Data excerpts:
# # #
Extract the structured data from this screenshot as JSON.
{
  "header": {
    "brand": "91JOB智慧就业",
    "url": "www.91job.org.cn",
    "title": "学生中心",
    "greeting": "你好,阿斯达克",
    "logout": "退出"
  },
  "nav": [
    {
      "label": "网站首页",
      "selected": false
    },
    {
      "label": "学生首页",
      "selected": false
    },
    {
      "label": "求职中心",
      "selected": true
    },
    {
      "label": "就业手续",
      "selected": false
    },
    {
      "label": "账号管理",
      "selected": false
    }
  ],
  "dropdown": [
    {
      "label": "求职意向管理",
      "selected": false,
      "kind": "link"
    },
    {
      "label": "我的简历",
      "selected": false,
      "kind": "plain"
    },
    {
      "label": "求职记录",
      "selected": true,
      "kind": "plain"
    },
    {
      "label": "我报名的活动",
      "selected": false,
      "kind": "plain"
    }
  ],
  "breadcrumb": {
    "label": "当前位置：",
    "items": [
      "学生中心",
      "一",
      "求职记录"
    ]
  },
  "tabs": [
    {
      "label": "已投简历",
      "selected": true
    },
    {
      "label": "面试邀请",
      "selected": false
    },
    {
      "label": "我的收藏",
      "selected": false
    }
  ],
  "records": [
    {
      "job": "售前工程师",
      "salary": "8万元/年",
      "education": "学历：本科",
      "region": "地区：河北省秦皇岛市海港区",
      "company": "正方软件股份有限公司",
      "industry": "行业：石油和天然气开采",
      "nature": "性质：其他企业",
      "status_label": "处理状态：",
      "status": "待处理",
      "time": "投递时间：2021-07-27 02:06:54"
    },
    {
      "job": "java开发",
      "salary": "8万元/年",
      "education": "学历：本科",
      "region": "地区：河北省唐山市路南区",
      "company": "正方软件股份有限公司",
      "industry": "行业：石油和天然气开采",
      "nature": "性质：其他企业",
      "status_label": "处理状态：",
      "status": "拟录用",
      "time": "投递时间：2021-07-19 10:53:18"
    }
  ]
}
# # #
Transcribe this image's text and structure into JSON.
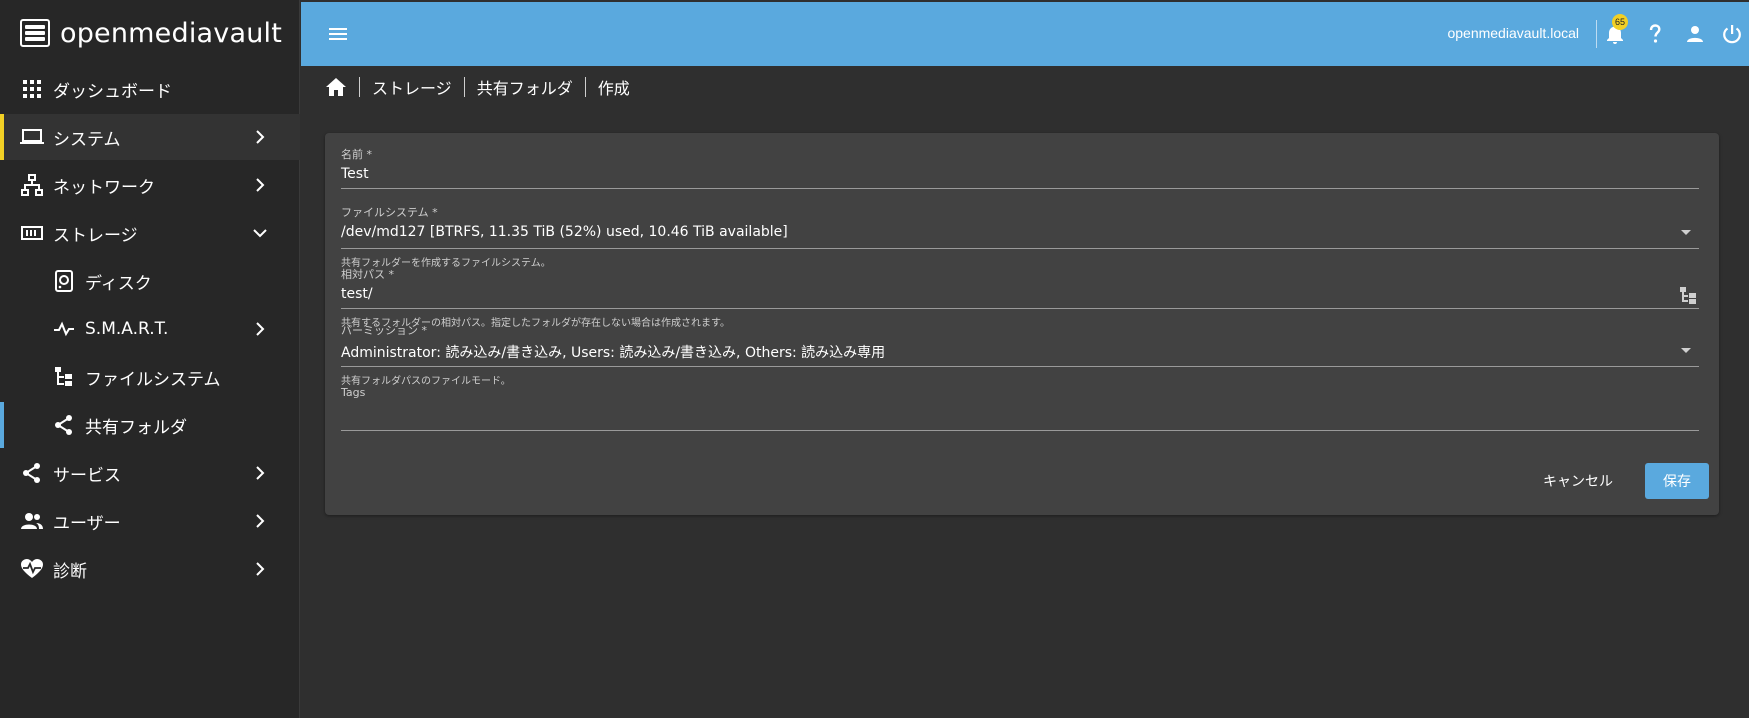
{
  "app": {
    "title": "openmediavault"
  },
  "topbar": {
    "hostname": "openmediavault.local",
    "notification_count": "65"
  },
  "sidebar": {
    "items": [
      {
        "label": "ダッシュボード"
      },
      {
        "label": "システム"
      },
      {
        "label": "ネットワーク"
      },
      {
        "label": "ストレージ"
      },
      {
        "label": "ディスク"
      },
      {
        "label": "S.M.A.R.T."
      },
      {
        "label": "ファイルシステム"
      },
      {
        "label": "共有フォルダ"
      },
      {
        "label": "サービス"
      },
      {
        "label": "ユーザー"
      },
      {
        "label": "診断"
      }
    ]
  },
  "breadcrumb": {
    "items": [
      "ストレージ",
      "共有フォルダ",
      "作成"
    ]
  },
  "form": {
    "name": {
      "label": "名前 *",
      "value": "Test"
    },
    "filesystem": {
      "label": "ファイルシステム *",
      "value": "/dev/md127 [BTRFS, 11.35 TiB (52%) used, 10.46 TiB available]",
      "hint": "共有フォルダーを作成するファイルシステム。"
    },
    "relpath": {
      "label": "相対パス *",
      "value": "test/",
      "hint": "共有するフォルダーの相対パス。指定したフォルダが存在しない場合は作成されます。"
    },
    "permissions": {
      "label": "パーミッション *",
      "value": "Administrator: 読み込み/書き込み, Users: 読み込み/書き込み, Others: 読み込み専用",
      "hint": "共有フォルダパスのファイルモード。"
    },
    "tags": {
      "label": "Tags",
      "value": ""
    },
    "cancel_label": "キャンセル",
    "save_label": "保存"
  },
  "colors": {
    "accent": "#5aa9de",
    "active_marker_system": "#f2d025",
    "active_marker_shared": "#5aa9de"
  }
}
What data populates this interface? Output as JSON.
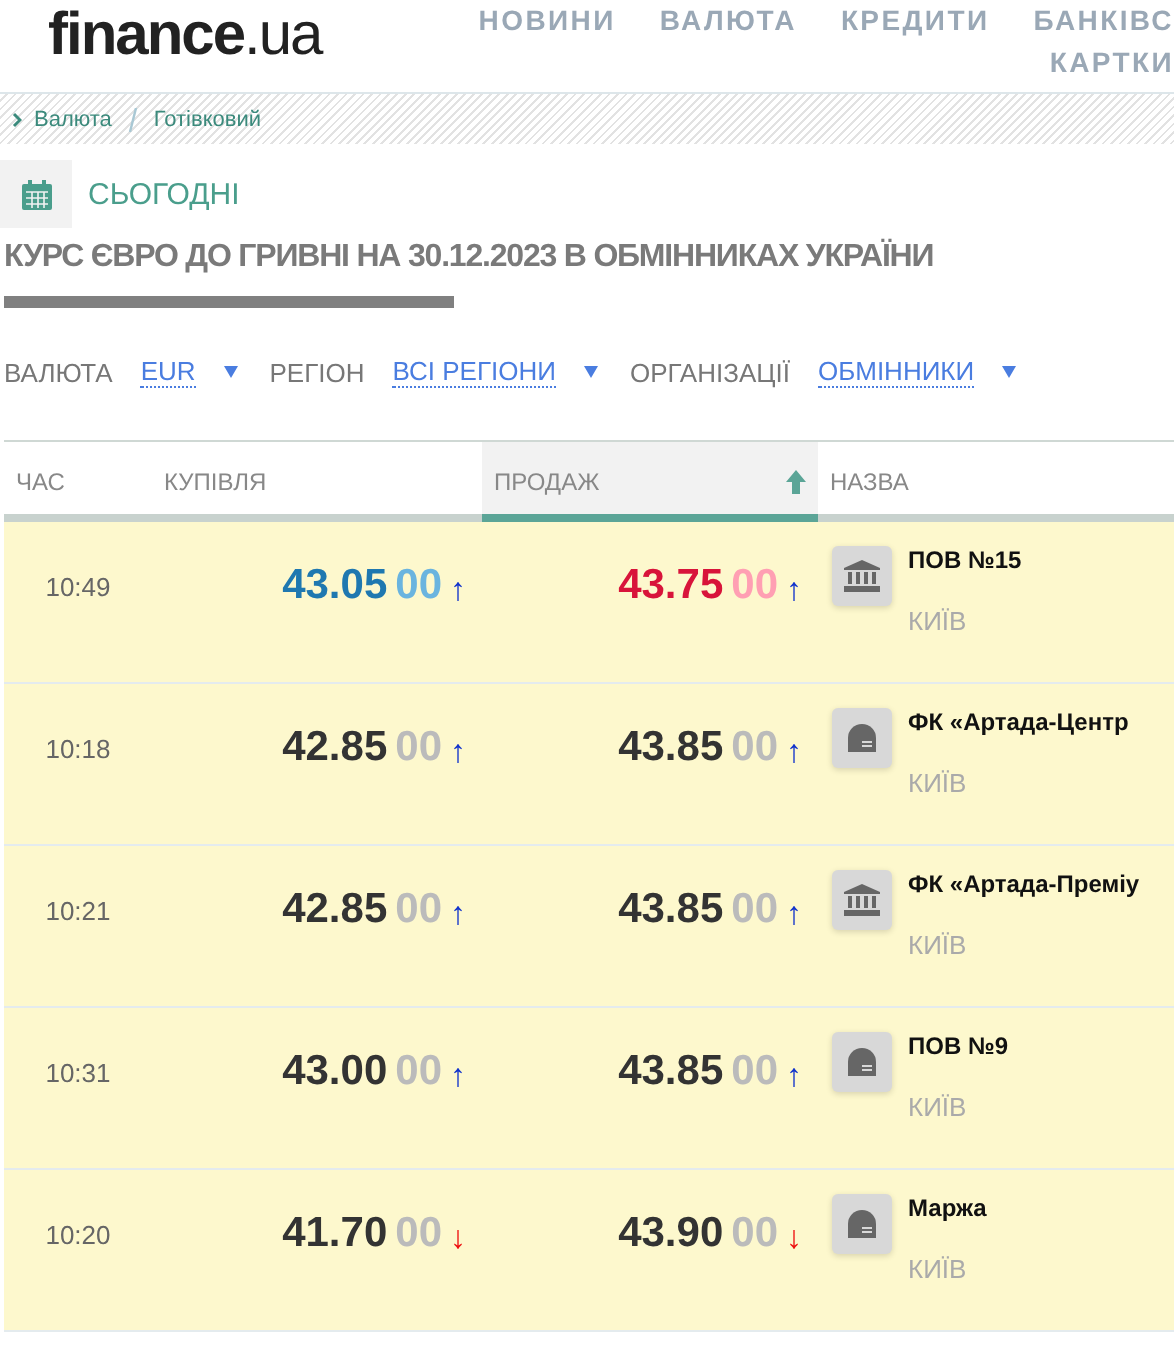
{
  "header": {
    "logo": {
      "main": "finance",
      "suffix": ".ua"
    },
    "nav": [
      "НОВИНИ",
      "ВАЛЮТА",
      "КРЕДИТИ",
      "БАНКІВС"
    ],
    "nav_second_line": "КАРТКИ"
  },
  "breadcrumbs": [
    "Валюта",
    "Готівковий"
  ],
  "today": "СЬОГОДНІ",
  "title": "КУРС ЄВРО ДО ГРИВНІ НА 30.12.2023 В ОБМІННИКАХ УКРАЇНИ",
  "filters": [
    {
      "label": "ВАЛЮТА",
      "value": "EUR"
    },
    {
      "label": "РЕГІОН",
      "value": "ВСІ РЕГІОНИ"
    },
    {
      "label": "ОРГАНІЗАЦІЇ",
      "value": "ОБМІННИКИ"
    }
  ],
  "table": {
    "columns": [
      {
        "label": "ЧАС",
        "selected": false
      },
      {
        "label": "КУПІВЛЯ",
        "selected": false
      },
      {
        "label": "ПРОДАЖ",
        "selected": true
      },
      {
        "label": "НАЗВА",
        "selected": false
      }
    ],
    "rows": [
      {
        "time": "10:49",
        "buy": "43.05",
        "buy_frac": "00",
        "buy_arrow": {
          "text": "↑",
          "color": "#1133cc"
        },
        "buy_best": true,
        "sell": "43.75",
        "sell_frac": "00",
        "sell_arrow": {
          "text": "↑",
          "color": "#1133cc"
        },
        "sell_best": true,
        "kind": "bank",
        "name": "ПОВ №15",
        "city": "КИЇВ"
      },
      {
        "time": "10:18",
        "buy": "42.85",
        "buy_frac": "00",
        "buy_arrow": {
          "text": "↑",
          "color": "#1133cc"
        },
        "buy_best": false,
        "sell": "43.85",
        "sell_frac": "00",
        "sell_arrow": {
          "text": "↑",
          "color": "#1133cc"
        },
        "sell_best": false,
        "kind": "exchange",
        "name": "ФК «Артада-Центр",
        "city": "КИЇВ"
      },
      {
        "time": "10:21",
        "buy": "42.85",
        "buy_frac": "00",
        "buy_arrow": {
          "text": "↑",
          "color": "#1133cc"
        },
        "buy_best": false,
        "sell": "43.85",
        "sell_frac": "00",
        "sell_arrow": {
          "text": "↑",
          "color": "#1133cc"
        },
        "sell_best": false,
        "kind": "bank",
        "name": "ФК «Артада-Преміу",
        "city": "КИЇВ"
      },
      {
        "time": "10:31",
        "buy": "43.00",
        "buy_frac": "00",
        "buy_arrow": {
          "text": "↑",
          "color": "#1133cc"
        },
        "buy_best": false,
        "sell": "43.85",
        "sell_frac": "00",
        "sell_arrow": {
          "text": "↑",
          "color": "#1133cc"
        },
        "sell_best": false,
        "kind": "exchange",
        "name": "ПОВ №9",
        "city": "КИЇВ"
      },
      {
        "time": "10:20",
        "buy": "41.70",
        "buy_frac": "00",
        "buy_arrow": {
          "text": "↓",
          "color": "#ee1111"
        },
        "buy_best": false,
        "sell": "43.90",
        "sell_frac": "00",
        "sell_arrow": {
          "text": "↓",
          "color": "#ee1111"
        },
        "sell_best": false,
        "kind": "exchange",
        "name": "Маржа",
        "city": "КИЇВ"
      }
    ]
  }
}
# # #
WHAT IS ASKED
Select the lines that carry the string "region" and copy them.

IN RESPONSE
      "region": "地区：河北省秦皇岛市海港区",
      "region": "地区：河北省唐山市路南区",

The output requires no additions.